**Data shown:**
※ ※ ※

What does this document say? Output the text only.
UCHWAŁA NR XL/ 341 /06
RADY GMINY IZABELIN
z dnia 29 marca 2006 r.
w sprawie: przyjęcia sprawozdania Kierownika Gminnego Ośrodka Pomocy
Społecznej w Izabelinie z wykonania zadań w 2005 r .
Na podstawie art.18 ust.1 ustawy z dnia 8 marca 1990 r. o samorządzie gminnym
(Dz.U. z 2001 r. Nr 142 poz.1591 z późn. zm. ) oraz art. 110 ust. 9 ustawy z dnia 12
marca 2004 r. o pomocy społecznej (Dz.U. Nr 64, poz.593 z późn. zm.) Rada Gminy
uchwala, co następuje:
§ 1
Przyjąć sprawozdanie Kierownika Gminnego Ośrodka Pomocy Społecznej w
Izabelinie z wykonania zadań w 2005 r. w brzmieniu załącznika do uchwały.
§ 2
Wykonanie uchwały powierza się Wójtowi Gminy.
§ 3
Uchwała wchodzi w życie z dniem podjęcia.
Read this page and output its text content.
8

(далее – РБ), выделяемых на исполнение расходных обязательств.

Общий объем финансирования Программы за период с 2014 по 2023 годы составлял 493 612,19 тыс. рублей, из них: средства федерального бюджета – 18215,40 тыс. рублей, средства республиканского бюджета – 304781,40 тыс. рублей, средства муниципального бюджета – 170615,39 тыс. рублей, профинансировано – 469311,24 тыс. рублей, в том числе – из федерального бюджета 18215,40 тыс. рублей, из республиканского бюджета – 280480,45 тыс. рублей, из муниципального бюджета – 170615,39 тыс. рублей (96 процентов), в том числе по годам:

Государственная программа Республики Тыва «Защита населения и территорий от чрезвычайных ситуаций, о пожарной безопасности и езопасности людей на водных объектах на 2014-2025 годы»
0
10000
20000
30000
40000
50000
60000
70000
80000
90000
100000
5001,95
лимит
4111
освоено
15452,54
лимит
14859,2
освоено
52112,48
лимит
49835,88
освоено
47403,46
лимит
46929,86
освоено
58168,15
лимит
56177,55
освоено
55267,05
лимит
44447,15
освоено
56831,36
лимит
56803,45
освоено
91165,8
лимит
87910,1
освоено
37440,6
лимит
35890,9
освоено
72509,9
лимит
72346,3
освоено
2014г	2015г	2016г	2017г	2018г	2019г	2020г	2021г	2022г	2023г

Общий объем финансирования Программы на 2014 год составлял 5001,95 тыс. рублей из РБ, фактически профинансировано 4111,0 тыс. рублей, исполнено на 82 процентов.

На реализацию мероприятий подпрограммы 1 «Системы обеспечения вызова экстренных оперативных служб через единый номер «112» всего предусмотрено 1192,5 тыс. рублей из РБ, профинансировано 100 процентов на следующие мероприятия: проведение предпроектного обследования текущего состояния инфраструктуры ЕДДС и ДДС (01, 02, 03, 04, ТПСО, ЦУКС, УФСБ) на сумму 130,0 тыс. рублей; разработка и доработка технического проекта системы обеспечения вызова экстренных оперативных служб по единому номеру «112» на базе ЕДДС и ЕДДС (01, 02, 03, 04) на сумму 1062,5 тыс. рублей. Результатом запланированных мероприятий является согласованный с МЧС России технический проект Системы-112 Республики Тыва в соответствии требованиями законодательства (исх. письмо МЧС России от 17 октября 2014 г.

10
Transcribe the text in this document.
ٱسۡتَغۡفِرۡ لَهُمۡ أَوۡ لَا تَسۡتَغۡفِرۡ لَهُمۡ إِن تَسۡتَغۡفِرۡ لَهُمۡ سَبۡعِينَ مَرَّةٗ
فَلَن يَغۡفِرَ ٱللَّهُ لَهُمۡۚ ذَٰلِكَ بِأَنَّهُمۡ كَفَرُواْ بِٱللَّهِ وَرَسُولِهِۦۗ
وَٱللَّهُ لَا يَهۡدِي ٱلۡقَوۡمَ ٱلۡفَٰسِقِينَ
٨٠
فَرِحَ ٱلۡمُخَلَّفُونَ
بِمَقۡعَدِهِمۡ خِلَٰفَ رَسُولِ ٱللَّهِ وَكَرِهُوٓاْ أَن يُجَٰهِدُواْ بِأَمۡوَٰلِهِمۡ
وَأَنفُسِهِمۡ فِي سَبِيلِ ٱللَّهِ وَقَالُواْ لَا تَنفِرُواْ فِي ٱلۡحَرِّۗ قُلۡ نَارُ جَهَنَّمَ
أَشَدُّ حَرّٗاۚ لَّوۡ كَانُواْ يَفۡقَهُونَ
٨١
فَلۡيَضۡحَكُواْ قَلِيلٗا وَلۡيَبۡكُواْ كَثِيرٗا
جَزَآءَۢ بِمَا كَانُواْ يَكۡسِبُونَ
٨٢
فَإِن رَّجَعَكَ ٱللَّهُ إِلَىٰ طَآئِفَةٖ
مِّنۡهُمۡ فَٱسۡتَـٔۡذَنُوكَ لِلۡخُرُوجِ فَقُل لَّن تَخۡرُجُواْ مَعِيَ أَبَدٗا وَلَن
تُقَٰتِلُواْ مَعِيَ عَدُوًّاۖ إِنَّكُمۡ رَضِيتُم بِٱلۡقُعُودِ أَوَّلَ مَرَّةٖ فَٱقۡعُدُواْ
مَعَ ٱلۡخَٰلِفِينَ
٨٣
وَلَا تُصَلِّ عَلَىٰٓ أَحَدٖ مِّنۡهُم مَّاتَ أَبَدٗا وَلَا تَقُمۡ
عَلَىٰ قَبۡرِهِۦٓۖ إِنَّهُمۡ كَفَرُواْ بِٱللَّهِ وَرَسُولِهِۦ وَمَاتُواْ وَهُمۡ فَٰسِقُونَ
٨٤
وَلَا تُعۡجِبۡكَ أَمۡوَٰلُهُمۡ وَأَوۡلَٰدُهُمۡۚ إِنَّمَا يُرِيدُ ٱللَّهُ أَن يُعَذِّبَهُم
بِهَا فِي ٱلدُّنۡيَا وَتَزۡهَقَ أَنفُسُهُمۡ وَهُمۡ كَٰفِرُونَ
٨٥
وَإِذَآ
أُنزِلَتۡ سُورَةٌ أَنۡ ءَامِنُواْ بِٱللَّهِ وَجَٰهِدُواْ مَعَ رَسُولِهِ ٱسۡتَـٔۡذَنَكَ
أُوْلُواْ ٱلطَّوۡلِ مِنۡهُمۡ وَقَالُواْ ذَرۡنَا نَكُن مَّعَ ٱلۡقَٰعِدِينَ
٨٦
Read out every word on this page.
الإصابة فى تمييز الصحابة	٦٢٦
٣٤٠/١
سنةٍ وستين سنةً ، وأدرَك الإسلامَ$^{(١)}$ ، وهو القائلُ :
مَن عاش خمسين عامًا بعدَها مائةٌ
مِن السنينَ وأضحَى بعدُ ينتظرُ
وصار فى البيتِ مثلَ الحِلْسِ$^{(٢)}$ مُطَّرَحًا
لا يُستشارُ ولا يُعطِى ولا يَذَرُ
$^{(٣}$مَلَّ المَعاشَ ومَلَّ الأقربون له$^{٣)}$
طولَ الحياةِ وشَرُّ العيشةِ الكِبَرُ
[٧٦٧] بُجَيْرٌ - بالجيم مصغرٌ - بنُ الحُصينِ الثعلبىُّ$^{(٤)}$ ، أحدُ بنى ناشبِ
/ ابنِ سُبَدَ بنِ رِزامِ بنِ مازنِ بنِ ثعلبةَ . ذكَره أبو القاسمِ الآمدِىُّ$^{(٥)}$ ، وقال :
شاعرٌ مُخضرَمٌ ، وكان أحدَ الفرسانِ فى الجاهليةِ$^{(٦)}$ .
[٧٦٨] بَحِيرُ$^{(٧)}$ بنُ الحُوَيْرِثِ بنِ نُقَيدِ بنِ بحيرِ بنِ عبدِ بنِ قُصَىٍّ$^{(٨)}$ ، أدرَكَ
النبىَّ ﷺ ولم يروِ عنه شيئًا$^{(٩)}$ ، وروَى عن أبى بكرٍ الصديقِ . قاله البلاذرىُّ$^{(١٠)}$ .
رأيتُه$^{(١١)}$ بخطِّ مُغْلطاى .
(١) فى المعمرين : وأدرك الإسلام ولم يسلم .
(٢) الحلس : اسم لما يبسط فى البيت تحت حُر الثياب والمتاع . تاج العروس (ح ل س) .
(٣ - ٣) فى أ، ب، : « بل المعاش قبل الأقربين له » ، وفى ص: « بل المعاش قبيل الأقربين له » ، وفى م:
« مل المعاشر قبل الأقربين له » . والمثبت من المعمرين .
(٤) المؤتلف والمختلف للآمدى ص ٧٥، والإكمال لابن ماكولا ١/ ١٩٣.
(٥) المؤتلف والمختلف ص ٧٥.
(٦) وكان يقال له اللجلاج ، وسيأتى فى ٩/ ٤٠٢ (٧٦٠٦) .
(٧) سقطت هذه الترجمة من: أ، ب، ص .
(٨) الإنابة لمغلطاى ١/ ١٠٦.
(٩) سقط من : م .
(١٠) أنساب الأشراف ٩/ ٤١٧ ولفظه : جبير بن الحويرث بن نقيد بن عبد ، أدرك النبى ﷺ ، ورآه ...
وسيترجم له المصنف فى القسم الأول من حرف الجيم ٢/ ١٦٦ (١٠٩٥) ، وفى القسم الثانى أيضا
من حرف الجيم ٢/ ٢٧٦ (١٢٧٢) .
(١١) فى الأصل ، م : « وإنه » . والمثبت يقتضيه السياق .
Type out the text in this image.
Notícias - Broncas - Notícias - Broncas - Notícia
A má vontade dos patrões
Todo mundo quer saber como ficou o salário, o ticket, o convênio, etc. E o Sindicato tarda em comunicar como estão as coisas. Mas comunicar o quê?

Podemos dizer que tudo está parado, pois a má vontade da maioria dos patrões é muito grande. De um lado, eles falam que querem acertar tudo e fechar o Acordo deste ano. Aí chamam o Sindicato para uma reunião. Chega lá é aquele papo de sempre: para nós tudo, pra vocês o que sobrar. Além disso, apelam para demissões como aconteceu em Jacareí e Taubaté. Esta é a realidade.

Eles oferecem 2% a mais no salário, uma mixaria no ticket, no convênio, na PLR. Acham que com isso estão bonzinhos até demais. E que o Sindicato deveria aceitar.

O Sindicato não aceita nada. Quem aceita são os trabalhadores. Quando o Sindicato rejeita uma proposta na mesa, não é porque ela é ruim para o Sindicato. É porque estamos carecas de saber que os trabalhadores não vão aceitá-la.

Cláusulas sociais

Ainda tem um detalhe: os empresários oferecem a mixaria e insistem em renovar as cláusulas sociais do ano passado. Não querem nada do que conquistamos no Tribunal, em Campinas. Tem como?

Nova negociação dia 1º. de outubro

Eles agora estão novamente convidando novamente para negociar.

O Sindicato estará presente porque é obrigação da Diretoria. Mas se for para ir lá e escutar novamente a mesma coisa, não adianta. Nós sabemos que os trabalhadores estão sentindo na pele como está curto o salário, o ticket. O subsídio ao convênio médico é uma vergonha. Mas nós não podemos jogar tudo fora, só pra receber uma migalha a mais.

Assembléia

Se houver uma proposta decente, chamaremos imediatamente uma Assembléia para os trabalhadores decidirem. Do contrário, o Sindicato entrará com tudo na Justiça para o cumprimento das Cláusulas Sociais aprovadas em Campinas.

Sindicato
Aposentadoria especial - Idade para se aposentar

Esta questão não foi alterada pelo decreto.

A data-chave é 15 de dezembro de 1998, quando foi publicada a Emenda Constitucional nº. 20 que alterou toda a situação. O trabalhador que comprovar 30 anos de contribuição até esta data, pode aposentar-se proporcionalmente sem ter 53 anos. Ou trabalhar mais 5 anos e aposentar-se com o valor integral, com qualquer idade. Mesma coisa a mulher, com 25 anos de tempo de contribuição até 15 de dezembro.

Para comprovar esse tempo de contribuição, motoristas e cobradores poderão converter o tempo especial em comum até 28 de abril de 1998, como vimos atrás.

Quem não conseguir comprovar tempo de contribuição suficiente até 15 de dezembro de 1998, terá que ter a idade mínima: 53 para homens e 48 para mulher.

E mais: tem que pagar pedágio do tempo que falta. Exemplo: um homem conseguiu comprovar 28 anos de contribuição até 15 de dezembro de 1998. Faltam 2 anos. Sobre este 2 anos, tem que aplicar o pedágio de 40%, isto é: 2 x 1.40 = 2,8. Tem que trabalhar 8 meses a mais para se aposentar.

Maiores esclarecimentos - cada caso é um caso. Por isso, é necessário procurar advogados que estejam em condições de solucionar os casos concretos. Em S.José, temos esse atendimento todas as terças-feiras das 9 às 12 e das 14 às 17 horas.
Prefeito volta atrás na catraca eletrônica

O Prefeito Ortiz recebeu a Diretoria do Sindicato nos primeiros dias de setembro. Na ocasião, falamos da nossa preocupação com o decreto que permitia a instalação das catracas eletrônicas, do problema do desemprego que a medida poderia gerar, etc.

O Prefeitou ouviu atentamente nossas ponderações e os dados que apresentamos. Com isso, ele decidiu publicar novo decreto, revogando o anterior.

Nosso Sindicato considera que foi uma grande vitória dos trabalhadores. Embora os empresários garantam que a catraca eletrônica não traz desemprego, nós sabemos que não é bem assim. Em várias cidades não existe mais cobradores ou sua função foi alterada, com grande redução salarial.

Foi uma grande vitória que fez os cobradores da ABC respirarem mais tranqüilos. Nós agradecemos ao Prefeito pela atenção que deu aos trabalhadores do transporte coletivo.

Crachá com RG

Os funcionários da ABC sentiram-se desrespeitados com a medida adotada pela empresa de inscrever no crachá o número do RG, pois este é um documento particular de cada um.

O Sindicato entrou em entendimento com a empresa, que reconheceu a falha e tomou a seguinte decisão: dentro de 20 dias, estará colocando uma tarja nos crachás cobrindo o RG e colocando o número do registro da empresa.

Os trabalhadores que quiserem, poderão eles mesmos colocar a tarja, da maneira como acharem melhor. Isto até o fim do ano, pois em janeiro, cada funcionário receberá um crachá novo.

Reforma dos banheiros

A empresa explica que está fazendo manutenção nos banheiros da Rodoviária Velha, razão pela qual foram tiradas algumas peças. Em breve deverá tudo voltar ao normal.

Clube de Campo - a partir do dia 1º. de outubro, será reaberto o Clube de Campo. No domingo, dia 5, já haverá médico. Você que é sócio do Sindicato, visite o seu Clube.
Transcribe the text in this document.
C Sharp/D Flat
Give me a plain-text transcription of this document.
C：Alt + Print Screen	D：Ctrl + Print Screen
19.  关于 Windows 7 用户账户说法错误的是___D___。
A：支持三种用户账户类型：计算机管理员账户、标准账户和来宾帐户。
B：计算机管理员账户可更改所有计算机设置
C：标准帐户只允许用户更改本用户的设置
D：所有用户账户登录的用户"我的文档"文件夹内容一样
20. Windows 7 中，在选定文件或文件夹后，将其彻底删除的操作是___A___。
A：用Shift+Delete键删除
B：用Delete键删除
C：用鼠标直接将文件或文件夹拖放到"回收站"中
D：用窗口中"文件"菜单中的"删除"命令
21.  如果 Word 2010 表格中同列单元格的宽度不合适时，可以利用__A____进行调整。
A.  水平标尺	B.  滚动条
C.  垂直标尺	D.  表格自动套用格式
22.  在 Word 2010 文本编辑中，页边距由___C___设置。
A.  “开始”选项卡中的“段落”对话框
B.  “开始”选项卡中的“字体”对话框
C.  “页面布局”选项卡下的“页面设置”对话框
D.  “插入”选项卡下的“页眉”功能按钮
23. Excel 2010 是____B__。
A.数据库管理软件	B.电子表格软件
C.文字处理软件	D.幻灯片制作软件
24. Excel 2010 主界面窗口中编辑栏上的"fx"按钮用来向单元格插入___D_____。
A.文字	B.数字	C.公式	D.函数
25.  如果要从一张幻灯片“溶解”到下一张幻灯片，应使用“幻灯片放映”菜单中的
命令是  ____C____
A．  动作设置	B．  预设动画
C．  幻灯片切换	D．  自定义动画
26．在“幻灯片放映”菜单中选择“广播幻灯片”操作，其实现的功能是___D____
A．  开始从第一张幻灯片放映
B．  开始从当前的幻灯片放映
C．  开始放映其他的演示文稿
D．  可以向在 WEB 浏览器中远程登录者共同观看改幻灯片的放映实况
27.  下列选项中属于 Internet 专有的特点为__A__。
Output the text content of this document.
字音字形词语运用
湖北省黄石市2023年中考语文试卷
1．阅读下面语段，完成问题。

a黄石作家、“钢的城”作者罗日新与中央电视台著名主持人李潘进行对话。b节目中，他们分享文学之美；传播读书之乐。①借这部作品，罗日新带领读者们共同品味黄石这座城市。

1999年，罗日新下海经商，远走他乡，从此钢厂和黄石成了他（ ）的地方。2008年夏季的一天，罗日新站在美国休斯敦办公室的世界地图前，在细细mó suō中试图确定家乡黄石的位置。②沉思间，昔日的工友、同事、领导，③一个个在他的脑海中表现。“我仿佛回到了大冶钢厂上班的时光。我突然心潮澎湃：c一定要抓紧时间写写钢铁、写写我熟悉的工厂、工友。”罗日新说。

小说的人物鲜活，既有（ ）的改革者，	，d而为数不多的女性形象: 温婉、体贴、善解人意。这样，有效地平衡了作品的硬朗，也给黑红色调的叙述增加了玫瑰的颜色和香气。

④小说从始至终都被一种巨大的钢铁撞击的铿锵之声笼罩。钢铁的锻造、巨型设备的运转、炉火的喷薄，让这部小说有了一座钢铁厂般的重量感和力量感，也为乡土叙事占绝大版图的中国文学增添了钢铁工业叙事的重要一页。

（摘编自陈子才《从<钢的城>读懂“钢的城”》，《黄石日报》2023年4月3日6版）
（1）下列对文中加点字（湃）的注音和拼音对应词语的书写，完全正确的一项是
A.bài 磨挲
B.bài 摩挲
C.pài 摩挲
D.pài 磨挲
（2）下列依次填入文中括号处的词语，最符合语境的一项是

※ ※ ※

Work out how many lines above have the string "النبى" in them, and give only the number.

2